▶ **Extracto de página**
* * *
A lo largo de la narración, vemos a Alex Faber recibir insultos, desprecios y convertirse en víctima de una manipulación cuyas dimensiones no alcanza nunca a comprender. Es Faber una carne turbulenta, trémula, cuya existencia obedece solo al capricho y la voluntad de los demás, de los poderosos, que lo rellenan de humillación y lo utilizan en su provecho. Sus necesidades, sus gustos y sus intereses, desde su situación amorosa hasta su interés por la literatura, quedan constantemente aplazados y pisoteados tanto por los ‘buenos’ como por los ‘malos’, todos ansiosos de manipular a Faber a su conveniencia, ansiosos de que Faber sirva a sus intereses.
* * *
Registros de límites de elementos
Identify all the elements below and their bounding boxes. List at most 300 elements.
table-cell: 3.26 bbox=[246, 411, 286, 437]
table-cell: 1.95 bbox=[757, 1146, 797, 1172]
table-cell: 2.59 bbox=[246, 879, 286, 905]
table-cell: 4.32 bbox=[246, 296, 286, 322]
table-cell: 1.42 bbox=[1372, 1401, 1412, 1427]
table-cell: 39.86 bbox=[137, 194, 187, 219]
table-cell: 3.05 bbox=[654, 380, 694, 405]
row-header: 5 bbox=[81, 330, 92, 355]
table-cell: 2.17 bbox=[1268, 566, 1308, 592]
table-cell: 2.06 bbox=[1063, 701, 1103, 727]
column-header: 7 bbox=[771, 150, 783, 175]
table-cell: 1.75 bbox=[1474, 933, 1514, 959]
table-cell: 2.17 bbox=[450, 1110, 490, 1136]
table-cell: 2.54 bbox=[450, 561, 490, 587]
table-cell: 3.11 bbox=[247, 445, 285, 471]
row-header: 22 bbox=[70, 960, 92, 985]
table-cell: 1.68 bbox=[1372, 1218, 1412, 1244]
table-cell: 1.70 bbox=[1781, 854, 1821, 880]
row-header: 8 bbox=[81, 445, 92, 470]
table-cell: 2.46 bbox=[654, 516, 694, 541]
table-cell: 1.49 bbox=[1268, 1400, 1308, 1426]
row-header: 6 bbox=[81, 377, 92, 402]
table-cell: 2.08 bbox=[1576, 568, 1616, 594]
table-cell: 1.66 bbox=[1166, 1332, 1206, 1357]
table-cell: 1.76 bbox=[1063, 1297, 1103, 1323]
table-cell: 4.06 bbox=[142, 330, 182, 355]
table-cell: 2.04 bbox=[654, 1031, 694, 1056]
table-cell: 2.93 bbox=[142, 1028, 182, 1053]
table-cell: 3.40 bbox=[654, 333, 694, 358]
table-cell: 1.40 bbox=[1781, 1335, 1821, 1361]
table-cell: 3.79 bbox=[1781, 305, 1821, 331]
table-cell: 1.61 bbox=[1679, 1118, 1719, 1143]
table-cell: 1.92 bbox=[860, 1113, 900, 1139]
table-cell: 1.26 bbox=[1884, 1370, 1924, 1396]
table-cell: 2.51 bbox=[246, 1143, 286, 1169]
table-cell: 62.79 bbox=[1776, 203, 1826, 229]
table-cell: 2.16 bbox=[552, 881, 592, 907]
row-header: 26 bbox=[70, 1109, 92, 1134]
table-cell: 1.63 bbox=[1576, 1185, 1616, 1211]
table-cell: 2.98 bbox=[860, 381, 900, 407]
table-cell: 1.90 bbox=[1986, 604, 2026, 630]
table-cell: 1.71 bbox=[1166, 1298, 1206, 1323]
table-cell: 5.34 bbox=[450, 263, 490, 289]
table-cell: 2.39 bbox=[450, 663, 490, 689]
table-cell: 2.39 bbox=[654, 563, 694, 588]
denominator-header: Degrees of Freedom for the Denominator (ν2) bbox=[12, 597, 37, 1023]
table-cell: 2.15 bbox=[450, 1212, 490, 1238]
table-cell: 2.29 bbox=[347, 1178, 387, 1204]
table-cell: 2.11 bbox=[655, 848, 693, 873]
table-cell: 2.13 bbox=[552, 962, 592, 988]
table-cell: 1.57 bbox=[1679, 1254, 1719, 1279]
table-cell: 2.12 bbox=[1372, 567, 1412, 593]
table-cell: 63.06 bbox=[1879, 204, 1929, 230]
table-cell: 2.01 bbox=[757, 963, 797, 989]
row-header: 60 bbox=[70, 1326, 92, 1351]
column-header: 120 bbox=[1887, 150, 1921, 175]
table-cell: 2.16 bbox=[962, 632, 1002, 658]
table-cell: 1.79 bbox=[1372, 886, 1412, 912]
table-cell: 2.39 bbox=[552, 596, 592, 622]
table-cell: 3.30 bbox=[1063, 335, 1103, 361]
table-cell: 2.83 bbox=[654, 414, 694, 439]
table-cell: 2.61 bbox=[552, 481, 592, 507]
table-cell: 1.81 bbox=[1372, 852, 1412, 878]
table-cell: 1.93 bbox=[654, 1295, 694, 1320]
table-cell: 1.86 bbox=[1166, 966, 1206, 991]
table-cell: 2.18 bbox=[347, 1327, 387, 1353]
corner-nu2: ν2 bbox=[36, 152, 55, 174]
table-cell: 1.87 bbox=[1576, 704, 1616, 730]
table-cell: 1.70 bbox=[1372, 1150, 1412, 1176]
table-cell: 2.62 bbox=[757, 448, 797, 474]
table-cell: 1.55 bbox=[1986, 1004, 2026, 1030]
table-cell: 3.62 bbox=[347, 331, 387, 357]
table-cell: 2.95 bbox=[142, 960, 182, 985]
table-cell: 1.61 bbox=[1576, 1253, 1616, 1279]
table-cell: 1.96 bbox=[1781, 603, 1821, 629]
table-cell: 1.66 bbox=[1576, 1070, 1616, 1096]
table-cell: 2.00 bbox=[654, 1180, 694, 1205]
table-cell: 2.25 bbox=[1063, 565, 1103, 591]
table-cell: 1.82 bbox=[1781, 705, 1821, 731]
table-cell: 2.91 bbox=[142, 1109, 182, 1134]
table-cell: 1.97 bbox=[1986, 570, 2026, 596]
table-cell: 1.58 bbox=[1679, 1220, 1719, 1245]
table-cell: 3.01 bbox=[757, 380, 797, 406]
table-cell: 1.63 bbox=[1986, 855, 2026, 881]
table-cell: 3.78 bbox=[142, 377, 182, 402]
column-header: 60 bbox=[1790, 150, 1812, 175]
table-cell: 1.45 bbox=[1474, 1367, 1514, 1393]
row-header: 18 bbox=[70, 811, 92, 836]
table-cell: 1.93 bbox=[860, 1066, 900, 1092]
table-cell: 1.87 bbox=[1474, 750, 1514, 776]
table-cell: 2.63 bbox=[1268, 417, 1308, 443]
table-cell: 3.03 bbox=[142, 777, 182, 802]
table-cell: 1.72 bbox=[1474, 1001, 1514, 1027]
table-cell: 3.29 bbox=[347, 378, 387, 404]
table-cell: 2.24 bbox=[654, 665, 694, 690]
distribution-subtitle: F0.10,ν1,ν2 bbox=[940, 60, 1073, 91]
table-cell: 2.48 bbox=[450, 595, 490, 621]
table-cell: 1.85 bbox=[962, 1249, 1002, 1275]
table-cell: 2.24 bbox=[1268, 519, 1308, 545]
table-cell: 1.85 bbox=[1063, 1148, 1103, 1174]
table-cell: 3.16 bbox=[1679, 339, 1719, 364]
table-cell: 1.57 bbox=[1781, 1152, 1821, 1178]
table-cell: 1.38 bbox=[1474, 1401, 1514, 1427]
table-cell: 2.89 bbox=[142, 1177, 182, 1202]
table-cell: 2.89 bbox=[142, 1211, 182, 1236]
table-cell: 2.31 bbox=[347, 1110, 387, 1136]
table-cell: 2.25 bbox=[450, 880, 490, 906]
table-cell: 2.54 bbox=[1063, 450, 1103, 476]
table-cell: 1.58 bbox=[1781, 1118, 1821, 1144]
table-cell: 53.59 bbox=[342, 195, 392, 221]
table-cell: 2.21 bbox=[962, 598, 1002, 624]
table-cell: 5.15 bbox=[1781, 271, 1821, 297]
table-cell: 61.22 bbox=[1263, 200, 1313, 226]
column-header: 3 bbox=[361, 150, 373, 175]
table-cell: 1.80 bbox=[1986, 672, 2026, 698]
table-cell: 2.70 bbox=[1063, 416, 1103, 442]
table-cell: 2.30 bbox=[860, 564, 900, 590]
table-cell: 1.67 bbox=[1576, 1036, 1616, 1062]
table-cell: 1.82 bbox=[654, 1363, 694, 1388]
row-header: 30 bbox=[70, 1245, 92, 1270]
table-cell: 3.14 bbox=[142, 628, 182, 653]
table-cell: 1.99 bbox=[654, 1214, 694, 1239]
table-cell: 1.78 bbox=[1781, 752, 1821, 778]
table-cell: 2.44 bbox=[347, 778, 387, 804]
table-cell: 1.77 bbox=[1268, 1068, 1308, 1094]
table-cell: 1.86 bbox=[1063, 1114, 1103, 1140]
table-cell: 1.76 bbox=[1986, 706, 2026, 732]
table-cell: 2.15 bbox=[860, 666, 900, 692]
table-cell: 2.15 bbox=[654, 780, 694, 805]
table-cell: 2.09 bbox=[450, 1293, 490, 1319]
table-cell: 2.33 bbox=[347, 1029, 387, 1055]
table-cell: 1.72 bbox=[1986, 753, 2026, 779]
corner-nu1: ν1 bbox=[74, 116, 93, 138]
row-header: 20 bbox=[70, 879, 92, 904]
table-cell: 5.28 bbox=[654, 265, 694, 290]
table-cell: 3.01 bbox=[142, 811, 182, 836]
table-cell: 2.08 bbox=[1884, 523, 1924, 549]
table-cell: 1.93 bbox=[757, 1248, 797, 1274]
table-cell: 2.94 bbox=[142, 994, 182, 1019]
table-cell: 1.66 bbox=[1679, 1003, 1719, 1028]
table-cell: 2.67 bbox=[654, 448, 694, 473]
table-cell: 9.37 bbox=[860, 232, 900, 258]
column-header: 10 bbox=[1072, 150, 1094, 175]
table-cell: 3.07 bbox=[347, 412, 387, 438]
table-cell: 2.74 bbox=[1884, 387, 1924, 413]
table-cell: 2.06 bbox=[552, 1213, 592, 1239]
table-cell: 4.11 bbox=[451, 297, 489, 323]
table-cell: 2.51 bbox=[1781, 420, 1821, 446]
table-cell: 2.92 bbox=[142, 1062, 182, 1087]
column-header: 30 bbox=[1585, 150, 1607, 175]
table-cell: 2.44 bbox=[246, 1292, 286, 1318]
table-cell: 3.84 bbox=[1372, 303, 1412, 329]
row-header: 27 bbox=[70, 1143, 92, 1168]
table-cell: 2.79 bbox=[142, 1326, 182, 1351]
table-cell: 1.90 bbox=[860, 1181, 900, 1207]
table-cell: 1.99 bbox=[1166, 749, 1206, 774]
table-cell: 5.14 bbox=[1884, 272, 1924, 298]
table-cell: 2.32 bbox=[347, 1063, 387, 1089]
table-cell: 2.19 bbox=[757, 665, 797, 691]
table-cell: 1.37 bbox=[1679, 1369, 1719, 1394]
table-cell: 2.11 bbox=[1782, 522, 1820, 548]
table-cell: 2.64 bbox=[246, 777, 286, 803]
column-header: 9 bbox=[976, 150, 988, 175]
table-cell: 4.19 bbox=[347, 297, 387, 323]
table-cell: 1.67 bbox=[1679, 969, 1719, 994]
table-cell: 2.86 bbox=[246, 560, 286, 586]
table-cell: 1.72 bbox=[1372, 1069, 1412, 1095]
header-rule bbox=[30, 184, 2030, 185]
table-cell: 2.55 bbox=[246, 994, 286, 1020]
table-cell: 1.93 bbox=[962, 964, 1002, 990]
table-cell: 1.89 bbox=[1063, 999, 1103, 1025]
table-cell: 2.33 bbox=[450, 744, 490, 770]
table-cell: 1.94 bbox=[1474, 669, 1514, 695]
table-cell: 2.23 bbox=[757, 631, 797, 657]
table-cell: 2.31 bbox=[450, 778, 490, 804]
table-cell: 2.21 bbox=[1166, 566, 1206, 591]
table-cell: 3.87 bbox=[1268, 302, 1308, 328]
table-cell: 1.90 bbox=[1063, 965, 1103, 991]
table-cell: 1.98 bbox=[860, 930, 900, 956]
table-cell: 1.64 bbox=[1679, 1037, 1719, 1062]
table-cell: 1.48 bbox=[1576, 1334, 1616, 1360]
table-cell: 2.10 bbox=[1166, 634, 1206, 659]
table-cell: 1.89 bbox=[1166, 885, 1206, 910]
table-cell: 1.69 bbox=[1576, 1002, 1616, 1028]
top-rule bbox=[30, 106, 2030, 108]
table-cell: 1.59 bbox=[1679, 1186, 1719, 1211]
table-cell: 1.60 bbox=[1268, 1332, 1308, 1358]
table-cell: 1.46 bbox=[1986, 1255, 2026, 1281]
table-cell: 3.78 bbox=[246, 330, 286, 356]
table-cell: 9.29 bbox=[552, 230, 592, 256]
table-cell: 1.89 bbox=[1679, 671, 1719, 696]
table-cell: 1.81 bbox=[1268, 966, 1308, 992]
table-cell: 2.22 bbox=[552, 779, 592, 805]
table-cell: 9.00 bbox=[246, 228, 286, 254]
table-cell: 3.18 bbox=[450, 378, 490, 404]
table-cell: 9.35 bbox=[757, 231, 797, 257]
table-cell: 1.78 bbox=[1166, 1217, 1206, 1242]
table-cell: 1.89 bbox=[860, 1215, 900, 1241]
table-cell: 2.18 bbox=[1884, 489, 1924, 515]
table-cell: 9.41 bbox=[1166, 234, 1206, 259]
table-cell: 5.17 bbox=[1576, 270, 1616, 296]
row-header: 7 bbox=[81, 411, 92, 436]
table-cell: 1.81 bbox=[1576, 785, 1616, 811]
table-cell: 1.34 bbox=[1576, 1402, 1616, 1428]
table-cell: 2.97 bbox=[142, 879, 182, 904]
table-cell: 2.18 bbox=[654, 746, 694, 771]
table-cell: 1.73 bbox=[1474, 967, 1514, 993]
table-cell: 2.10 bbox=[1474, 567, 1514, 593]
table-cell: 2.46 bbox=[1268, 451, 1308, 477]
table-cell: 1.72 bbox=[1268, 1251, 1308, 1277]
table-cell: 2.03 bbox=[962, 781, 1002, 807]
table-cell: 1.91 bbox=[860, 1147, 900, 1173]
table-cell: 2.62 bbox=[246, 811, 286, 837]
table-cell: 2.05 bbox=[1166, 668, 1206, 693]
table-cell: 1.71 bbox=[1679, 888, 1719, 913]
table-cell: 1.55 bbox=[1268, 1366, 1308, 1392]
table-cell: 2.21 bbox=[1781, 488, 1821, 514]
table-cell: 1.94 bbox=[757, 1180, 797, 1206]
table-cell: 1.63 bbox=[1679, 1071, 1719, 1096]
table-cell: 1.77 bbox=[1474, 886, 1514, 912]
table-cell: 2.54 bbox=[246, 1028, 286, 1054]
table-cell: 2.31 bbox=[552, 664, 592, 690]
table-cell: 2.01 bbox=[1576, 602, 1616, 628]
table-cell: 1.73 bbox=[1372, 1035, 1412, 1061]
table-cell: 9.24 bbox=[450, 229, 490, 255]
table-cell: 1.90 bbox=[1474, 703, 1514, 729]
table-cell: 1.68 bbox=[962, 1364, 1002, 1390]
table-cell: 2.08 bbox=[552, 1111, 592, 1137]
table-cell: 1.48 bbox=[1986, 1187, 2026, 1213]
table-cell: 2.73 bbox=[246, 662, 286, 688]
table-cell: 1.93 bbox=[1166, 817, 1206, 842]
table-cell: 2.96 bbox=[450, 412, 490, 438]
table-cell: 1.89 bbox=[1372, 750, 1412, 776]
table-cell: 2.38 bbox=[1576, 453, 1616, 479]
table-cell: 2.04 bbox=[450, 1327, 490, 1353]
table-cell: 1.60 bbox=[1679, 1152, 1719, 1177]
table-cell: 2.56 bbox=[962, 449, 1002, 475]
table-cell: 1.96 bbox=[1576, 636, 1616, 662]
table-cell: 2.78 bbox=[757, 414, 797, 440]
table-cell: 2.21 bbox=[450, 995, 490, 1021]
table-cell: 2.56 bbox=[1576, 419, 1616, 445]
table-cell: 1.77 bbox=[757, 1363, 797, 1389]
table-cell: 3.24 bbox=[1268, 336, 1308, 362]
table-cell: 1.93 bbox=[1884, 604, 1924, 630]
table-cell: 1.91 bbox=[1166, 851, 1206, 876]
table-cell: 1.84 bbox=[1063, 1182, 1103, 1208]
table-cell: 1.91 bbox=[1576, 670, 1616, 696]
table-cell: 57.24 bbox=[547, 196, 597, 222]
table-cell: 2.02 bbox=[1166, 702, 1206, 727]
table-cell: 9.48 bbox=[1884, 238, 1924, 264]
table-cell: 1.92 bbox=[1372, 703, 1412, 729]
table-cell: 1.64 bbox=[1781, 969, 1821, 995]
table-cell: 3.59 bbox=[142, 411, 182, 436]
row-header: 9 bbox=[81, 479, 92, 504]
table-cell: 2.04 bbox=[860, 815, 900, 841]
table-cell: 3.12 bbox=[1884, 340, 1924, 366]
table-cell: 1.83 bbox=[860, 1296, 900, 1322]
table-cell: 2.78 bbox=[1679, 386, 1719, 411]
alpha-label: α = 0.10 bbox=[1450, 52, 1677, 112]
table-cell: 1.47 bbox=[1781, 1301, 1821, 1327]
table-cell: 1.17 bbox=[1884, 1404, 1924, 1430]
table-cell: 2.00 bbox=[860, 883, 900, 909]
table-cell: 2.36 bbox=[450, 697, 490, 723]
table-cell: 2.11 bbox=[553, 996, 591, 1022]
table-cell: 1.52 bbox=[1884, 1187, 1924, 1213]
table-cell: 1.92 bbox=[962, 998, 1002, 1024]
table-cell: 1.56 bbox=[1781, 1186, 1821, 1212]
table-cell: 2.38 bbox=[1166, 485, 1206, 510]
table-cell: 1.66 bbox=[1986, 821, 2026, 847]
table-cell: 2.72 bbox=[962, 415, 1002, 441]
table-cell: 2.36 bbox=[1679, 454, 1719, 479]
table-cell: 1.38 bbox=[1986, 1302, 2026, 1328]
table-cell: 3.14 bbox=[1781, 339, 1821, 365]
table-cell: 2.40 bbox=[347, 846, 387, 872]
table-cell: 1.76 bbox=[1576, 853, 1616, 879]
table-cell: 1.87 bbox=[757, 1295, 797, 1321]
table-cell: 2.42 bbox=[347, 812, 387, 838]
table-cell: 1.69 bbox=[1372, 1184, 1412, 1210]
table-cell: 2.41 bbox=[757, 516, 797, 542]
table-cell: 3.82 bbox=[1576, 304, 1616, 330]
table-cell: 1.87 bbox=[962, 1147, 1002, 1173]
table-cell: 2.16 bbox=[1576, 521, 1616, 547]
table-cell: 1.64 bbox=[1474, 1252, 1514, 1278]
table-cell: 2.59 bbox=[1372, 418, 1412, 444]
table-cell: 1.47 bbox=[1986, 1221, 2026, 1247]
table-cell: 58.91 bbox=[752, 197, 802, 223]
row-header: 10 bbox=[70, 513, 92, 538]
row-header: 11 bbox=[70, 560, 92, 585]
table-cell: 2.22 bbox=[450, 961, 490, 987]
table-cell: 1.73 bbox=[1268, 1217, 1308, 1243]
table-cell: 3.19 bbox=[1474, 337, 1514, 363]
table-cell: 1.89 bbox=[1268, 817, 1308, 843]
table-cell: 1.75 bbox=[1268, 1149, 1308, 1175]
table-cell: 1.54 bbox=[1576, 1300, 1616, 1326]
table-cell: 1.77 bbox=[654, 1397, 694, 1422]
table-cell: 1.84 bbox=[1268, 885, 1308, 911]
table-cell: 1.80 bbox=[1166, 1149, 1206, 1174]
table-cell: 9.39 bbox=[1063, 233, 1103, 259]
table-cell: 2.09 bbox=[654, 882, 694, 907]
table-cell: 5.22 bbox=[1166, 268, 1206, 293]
* * *
▶ **Actividades propuestas**
1: Enumera las tres cosas de Faber que, según el comentario sobre Alex Faber, quedan constantemente aplazadas y pisoteadas.
2: Según el comentario sobre Alex Faber, ¿a qué obedece la existencia del personaje?
3: Prosigue el comentario sobre Alex Faber a partir de su última oración.
El material no hace falta para resolver nada de lo que aquí se pide.

▶ **Soluciones**
1: Sus necesidades, sus gustos y sus intereses.

2: Obedece solo al capricho y la voluntad de los demás, de los poderosos.

3:
Es importante, sin embargo, aclarar que esta situación, este desdoblamiento perpetuo de Alex Faber en un ser abyecto, no lo despoja nunca de su condición de héroe. La narración, de hecho, existe porque Faber (el ‘buscador de cabezas’, es decir, el periodista) la tiene que contar, es su única forma de redimirse, ceder a ese último ejercicio de sumisión, esa esclavitud final que se encarna en la escritura con la esperanza, piensa él, de restituir cierto orden, enderezar ciertas cosas.

El personaje de Faber adquiere entonces una importancia descomunal porque nos revela la necesidad de tomar en cuenta que los héroes, por lo menos en un sentido simbólico, no son entes perfectos. Faber es débil, miserable, mediocre, cobarde y aun así, logra atestar un sillazo al novio agresor de la chica que ama. Este novio agresor es un personaje importante porque funciona como un contraste de Faber: musculoso, hábil, comprometido, izquierdista. Aun así, al final revela ser una pantomima. No hay pues héroes verdaderos y ese es un mérito de Ortuño porque nos habla de un autor capaz de trazar una narrativa humana en donde los personajes son como son hasta que no les queda de otra.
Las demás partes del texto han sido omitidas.